EXERCISE BRIEF:
Note each line that includes the word "наименование". Copy those lines.

RECORDS SHOWN:
══════
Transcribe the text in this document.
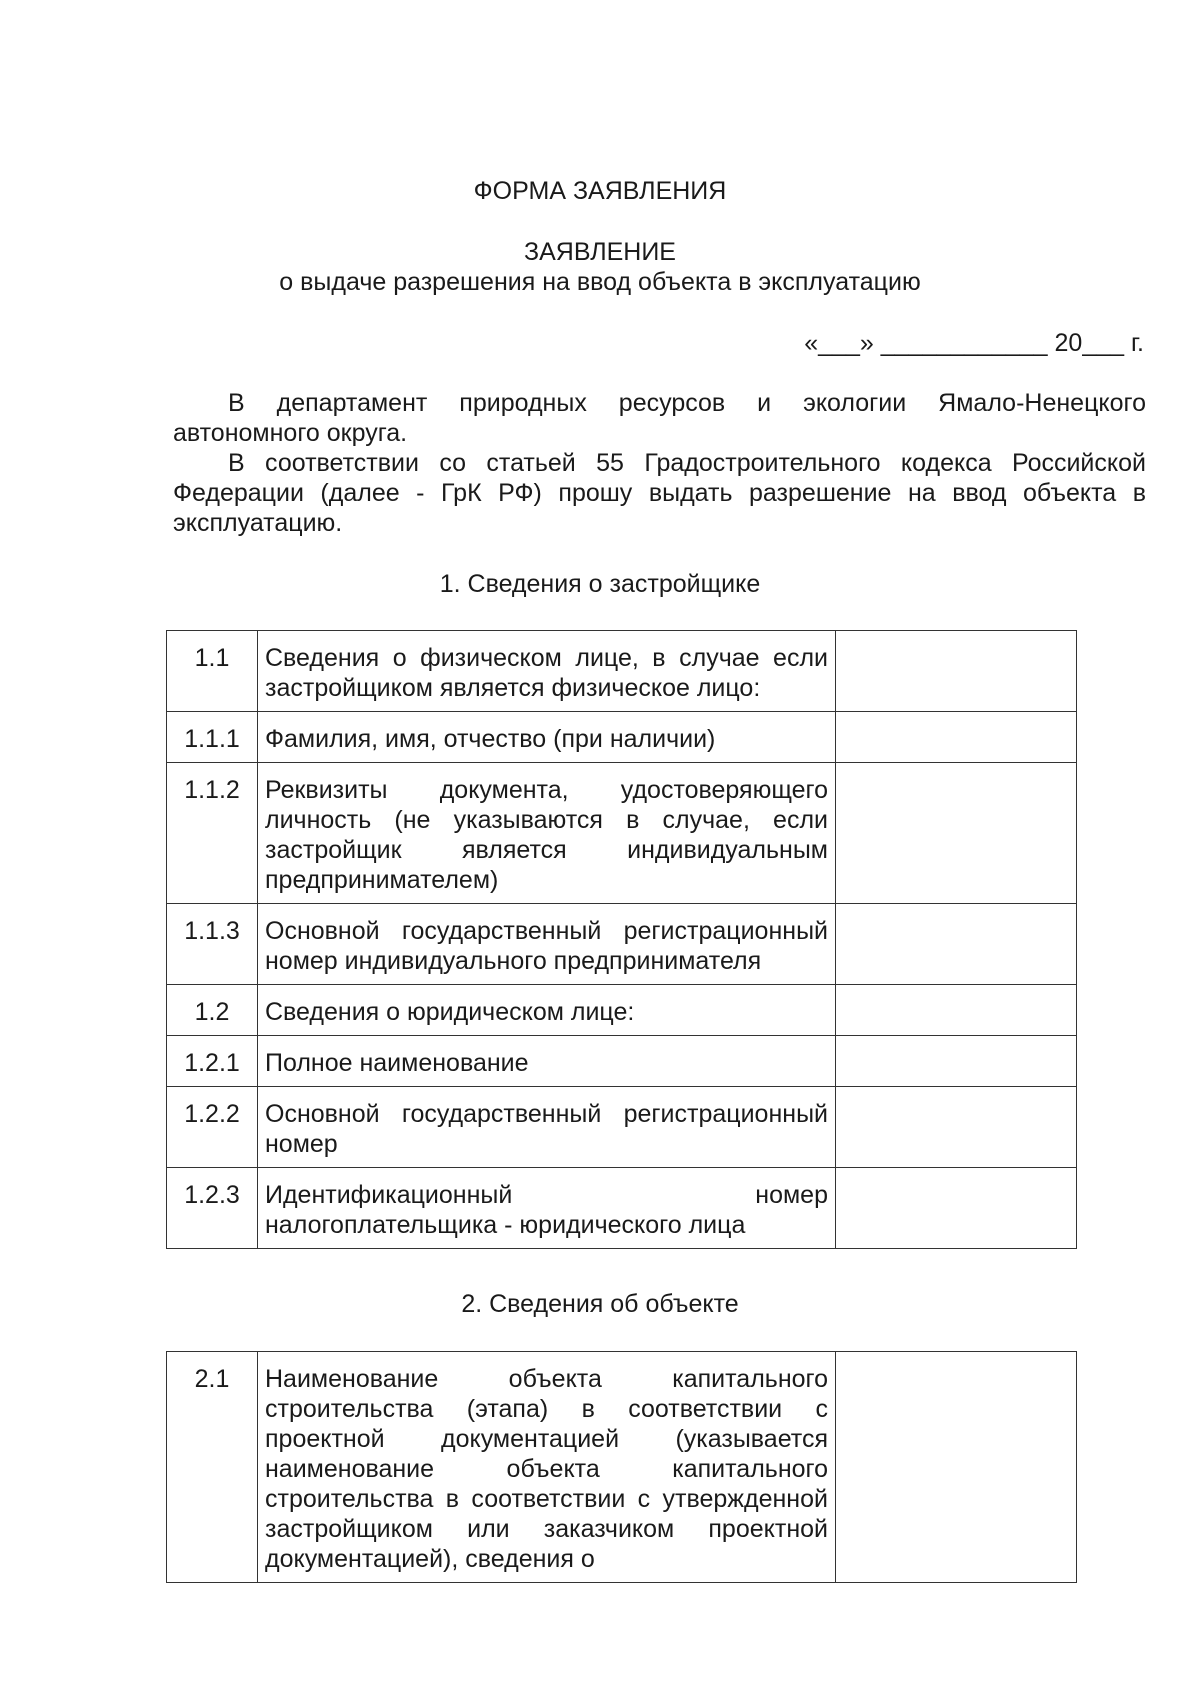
ФОРМА ЗАЯВЛЕНИЯ
ЗАЯВЛЕНИЕ
о выдаче разрешения на ввод объекта в эксплуатацию
«___» ____________ 20___ г.

В департамент природных ресурсов и экологии Ямало-Ненецкого автономного округа.

В соответствии со статьей 55 Градостроительного кодекса Российской Федерации (далее - ГрК РФ) прошу выдать разрешение на ввод объекта в эксплуатацию.

1. Сведения о застройщике
1.1	Сведения о физическом лице, в случае если застройщиком является физическое лицо:	
1.1.1	Фамилия, имя, отчество (при наличии)	
1.1.2	Реквизиты документа, удостоверяющего личность (не указываются в случае, если застройщик является индивидуальным предпринимателем)	
1.1.3	Основной государственный регистрационный номер индивидуального предпринимателя	
1.2	Сведения о юридическом лице:	
1.2.1	Полное наименование	
1.2.2	Основной государственный регистрационный номер	
1.2.3	Идентификационный номер налогоплательщика - юридического лица	
2. Сведения об объекте
2.1	Наименование объекта капитального строительства (этапа) в соответствии с проектной документацией (указывается наименование объекта капитального строительства в соответствии с утвержденной застройщиком или заказчиком проектной документацией), сведения о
══════
WRITTEN REPLY:
1.2.1	Полное наименование	
2.1	Наименование объекта капитального строительства (этапа) в соответствии с проектной документацией (указывается наименование объекта капитального строительства в соответствии с утвержденной застройщиком или заказчиком проектной документацией), сведения о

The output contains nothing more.